RECORD SET
•••••

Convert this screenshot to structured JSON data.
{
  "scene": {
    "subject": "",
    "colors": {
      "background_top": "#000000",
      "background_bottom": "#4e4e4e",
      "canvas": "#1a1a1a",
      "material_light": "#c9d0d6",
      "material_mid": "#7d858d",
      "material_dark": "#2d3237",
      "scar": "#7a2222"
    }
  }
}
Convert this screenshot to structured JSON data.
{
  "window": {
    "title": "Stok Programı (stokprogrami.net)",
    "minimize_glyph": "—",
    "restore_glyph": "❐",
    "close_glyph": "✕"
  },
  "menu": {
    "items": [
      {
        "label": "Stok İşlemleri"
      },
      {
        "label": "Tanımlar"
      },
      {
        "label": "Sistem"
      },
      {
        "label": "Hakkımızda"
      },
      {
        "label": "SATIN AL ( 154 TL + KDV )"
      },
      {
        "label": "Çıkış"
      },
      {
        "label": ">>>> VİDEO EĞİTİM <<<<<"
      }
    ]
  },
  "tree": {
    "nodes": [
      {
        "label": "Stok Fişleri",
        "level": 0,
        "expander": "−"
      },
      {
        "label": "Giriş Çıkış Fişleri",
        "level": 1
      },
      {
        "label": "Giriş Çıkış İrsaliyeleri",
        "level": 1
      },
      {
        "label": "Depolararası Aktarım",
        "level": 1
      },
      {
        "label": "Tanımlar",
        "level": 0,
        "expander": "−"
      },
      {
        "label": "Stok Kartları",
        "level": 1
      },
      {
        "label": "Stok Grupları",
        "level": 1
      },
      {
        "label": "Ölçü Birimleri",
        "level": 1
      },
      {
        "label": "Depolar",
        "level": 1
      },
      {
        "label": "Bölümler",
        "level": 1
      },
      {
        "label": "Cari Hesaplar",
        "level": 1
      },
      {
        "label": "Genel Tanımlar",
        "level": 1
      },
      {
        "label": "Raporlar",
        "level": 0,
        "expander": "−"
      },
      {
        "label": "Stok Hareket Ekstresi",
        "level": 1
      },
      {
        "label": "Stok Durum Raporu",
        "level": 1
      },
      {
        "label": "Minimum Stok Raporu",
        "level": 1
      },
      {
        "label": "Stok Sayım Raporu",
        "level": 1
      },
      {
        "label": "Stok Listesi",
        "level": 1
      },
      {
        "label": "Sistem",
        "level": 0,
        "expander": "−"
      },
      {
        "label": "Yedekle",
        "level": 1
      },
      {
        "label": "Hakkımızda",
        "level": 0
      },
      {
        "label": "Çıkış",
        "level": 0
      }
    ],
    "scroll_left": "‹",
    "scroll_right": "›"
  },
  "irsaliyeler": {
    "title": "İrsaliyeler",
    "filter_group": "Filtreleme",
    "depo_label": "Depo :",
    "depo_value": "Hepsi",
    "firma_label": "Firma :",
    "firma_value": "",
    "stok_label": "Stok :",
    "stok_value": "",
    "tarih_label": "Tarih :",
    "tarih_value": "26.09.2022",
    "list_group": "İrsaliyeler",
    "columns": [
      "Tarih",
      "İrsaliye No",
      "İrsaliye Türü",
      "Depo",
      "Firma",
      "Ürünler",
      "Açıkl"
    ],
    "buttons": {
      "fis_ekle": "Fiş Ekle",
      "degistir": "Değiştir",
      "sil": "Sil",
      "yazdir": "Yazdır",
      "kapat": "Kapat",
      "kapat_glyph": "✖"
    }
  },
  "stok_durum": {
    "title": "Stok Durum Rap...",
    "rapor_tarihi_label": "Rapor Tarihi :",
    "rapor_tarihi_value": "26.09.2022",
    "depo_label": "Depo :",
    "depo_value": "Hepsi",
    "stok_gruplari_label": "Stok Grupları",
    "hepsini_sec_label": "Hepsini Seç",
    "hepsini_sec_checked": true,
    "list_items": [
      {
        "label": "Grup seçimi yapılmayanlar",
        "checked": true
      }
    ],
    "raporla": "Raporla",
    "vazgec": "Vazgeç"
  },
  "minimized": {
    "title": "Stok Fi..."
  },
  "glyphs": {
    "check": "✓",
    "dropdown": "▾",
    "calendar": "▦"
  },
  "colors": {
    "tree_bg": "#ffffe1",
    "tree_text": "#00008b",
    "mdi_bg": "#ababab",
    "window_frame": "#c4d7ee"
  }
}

•••••

WRITTEN TASK
Write out the full listing exactly as given.

SOLUTION TO THIS TASK
Convert this screenshot to structured JSON data.
{
  "scene": {
    "subject": "",
    "colors": {
      "background_top": "#000000",
      "background_bottom": "#4e4e4e",
      "canvas": "#1a1a1a",
      "material_light": "#c9d0d6",
      "material_mid": "#7d858d",
      "material_dark": "#2d3237",
      "scar": "#7a2222"
    }
  }
}
Convert this screenshot to structured JSON data.
{
  "window": {
    "title": "Stok Programı (stokprogrami.net)",
    "minimize_glyph": "—",
    "restore_glyph": "❐",
    "close_glyph": "✕"
  },
  "menu": {
    "items": [
      {
        "label": "Stok İşlemleri"
      },
      {
        "label": "Tanımlar"
      },
      {
        "label": "Sistem"
      },
      {
        "label": "Hakkımızda"
      },
      {
        "label": "SATIN AL ( 154 TL + KDV )"
      },
      {
        "label": "Çıkış"
      },
      {
        "label": ">>>> VİDEO EĞİTİM <<<<<"
      }
    ]
  },
  "tree": {
    "nodes": [
      {
        "label": "Stok Fişleri",
        "level": 0,
        "expander": "−"
      },
      {
        "label": "Giriş Çıkış Fişleri",
        "level": 1
      },
      {
        "label": "Giriş Çıkış İrsaliyeleri",
        "level": 1
      },
      {
        "label": "Depolararası Aktarım",
        "level": 1
      },
      {
        "label": "Tanımlar",
        "level": 0,
        "expander": "−"
      },
      {
        "label": "Stok Kartları",
        "level": 1
      },
      {
        "label": "Stok Grupları",
        "level": 1
      },
      {
        "label": "Ölçü Birimleri",
        "level": 1
      },
      {
        "label": "Depolar",
        "level": 1
      },
      {
        "label": "Bölümler",
        "level": 1
      },
      {
        "label": "Cari Hesaplar",
        "level": 1
      },
      {
        "label": "Genel Tanımlar",
        "level": 1
      },
      {
        "label": "Raporlar",
        "level": 0,
        "expander": "−"
      },
      {
        "label": "Stok Hareket Ekstresi",
        "level": 1
      },
      {
        "label": "Stok Durum Raporu",
        "level": 1
      },
      {
        "label": "Minimum Stok Raporu",
        "level": 1
      },
      {
        "label": "Stok Sayım Raporu",
        "level": 1
      },
      {
        "label": "Stok Listesi",
        "level": 1
      },
      {
        "label": "Sistem",
        "level": 0,
        "expander": "−"
      },
      {
        "label": "Yedekle",
        "level": 1
      },
      {
        "label": "Hakkımızda",
        "level": 0
      },
      {
        "label": "Çıkış",
        "level": 0
      }
    ],
    "scroll_left": "‹",
    "scroll_right": "›"
  },
  "irsaliyeler": {
    "title": "İrsaliyeler",
    "filter_group": "Filtreleme",
    "depo_label": "Depo :",
    "depo_value": "Hepsi",
    "firma_label": "Firma :",
    "firma_value": "",
    "stok_label": "Stok :",
    "stok_value": "",
    "tarih_label": "Tarih :",
    "tarih_value": "26.09.2022",
    "list_group": "İrsaliyeler",
    "columns": [
      "Tarih",
      "İrsaliye No",
      "İrsaliye Türü",
      "Depo",
      "Firma",
      "Ürünler",
      "Açıkl"
    ],
    "buttons": {
      "fis_ekle": "Fiş Ekle",
      "degistir": "Değiştir",
      "sil": "Sil",
      "yazdir": "Yazdır",
      "kapat": "Kapat",
      "kapat_glyph": "✖"
    }
  },
  "stok_durum": {
    "title": "Stok Durum Rap...",
    "rapor_tarihi_label": "Rapor Tarihi :",
    "rapor_tarihi_value": "26.09.2022",
    "depo_label": "Depo :",
    "depo_value": "Hepsi",
    "stok_gruplari_label": "Stok Grupları",
    "hepsini_sec_label": "Hepsini Seç",
    "hepsini_sec_checked": true,
    "list_items": [
      {
        "label": "Grup seçimi yapılmayanlar",
        "checked": true
      }
    ],
    "raporla": "Raporla",
    "vazgec": "Vazgeç"
  },
  "minimized": {
    "title": "Stok Fi..."
  },
  "glyphs": {
    "check": "✓",
    "dropdown": "▾",
    "calendar": "▦"
  },
  "colors": {
    "tree_bg": "#ffffe1",
    "tree_text": "#00008b",
    "mdi_bg": "#ababab",
    "window_frame": "#c4d7ee"
  }
}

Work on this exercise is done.